> **Exercise instructions**:
Drop the pictures, then extract the listing word for word.

> **Records shown**:
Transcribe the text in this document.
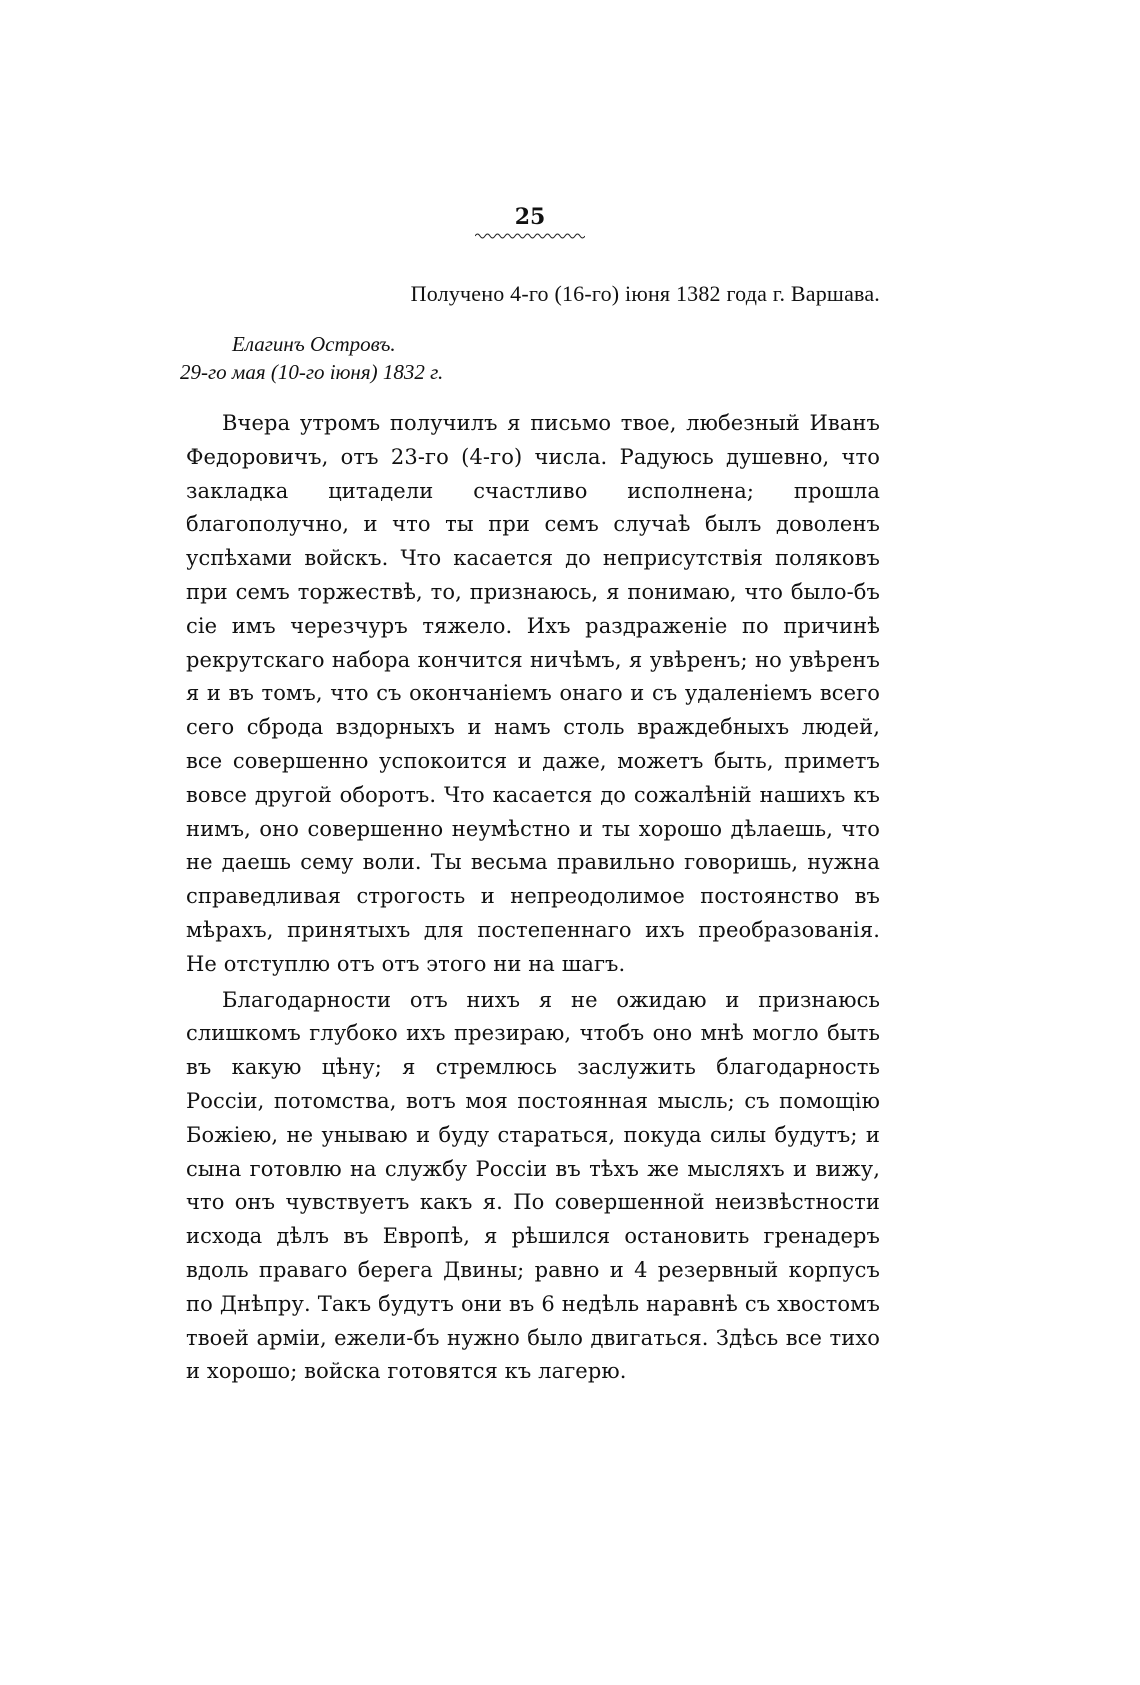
25
Получено 4-го (16-го) iюня 1382 года г. Варшава.
Елагинъ Островъ.
29-го мая (10-го iюня) 1832 г.

Вчера утромъ получилъ я письмо твое, любезный Иванъ Федоровичъ, отъ 23-го (4-го) числа. Радуюсь душевно, что закладка цитадели счастливо исполнена; прошла благополучно, и что ты при семъ случаѣ былъ доволенъ успѣхами войскъ. Что касается до неприсутствiя поляковъ при семъ торжествѣ, то, признаюсь, я понимаю, что было-бъ сiе имъ черезчуръ тяжело. Ихъ раздраженiе по причинѣ рекрутскаго набора кончится ничѣмъ, я увѣренъ; но увѣренъ я и въ томъ, что съ окончанiемъ онаго и съ удаленiемъ всего сего сброда вздорныхъ и намъ столь враждебныхъ людей, все совершенно успокоится и даже, можетъ быть, приметъ вовсе другой оборотъ. Что касается до сожалѣнiй нашихъ къ нимъ, оно совершенно неумѣстно и ты хорошо дѣлаешь, что не даешь сему воли. Ты весьма правильно говоришь, нужна справедливая строгость и непреодолимое постоянство въ мѣрахъ, принятыхъ для постепеннаго ихъ преобразованiя. Не отступлю отъ отъ этого ни на шагъ.

Благодарности отъ нихъ я не ожидаю и признаюсь слишкомъ глубоко ихъ презираю, чтобъ оно мнѣ могло быть въ какую цѣну; я стремлюсь заслужить благодарность Россiи, потомства, вотъ моя постоянная мысль; съ помощiю Божiею, не унываю и буду стараться, покуда силы будутъ; и сына готовлю на службу Россiи въ тѣхъ же мысляхъ и вижу, что онъ чувствуетъ какъ я. По совершенной неизвѣстности исхода дѣлъ въ Европѣ, я рѣшился остановить гренадеръ вдоль праваго берега Двины; равно и 4 резервный корпусъ по Днѣпру. Такъ будутъ они въ 6 недѣль наравнѣ съ хвостомъ твоей армiи, ежели-бъ нужно было двигаться. Здѣсь все тихо и хорошо; войска готовятся къ лагерю.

> **Exercise output**:
Transcribe the text in this document.
25
Получено 4-го (16-го) iюня 1382 года г. Варшава.
Елагинъ Островъ.
29-го мая (10-го iюня) 1832 г.

Вчера утромъ получилъ я письмо твое, любезный Иванъ Федоровичъ, отъ 23-го (4-го) числа. Радуюсь душевно, что закладка цитадели счастливо исполнена; прошла благополучно, и что ты при семъ случаѣ былъ доволенъ успѣхами войскъ. Что касается до неприсутствiя поляковъ при семъ торжествѣ, то, признаюсь, я понимаю, что было-бъ сiе имъ черезчуръ тяжело. Ихъ раздраженiе по причинѣ рекрутскаго набора кончится ничѣмъ, я увѣренъ; но увѣренъ я и въ томъ, что съ окончанiемъ онаго и съ удаленiемъ всего сего сброда вздорныхъ и намъ столь враждебныхъ людей, все совершенно успокоится и даже, можетъ быть, приметъ вовсе другой оборотъ. Что касается до сожалѣнiй нашихъ къ нимъ, оно совершенно неумѣстно и ты хорошо дѣлаешь, что не даешь сему воли. Ты весьма правильно говоришь, нужна справедливая строгость и непреодолимое постоянство въ мѣрахъ, принятыхъ для постепеннаго ихъ преобразованiя. Не отступлю отъ отъ этого ни на шагъ.

Благодарности отъ нихъ я не ожидаю и признаюсь слишкомъ глубоко ихъ презираю, чтобъ оно мнѣ могло быть въ какую цѣну; я стремлюсь заслужить благодарность Россiи, потомства, вотъ моя постоянная мысль; съ помощiю Божiею, не унываю и буду стараться, покуда силы будутъ; и сына готовлю на службу Россiи въ тѣхъ же мысляхъ и вижу, что онъ чувствуетъ какъ я. По совершенной неизвѣстности исхода дѣлъ въ Европѣ, я рѣшился остановить гренадеръ вдоль праваго берега Двины; равно и 4 резервный корпусъ по Днѣпру. Такъ будутъ они въ 6 недѣль наравнѣ съ хвостомъ твоей армiи, ежели-бъ нужно было двигаться. Здѣсь все тихо и хорошо; войска готовятся къ лагерю.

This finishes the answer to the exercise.